* [Written request]: Can you reproduce the data beneath, keeping every line exact?

# start of Supplied entries

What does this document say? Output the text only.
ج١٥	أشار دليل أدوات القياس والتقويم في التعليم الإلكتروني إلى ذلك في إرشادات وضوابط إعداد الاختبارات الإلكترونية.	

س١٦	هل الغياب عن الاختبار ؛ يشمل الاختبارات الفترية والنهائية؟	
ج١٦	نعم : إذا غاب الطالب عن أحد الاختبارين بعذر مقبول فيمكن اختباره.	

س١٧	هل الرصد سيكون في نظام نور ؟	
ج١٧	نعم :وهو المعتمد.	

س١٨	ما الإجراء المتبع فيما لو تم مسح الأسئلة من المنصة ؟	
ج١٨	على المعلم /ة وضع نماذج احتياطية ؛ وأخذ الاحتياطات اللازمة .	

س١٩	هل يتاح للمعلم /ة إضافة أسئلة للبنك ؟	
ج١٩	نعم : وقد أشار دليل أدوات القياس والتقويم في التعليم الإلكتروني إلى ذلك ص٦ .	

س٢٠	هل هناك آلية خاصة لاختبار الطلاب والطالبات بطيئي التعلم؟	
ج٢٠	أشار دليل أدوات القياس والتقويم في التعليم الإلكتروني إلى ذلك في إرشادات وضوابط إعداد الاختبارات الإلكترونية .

# end of Supplied entries

* [Answer for the task]:
What does this document say? Output the text only.
ج١٥	أشار دليل أدوات القياس والتقويم في التعليم الإلكتروني إلى ذلك في إرشادات وضوابط إعداد الاختبارات الإلكترونية.	

س١٦	هل الغياب عن الاختبار ؛ يشمل الاختبارات الفترية والنهائية؟	
ج١٦	نعم : إذا غاب الطالب عن أحد الاختبارين بعذر مقبول فيمكن اختباره.	

س١٧	هل الرصد سيكون في نظام نور ؟	
ج١٧	نعم :وهو المعتمد.	

س١٨	ما الإجراء المتبع فيما لو تم مسح الأسئلة من المنصة ؟	
ج١٨	على المعلم /ة وضع نماذج احتياطية ؛ وأخذ الاحتياطات اللازمة .	

س١٩	هل يتاح للمعلم /ة إضافة أسئلة للبنك ؟	
ج١٩	نعم : وقد أشار دليل أدوات القياس والتقويم في التعليم الإلكتروني إلى ذلك ص٦ .	

س٢٠	هل هناك آلية خاصة لاختبار الطلاب والطالبات بطيئي التعلم؟	
ج٢٠	أشار دليل أدوات القياس والتقويم في التعليم الإلكتروني إلى ذلك في إرشادات وضوابط إعداد الاختبارات الإلكترونية .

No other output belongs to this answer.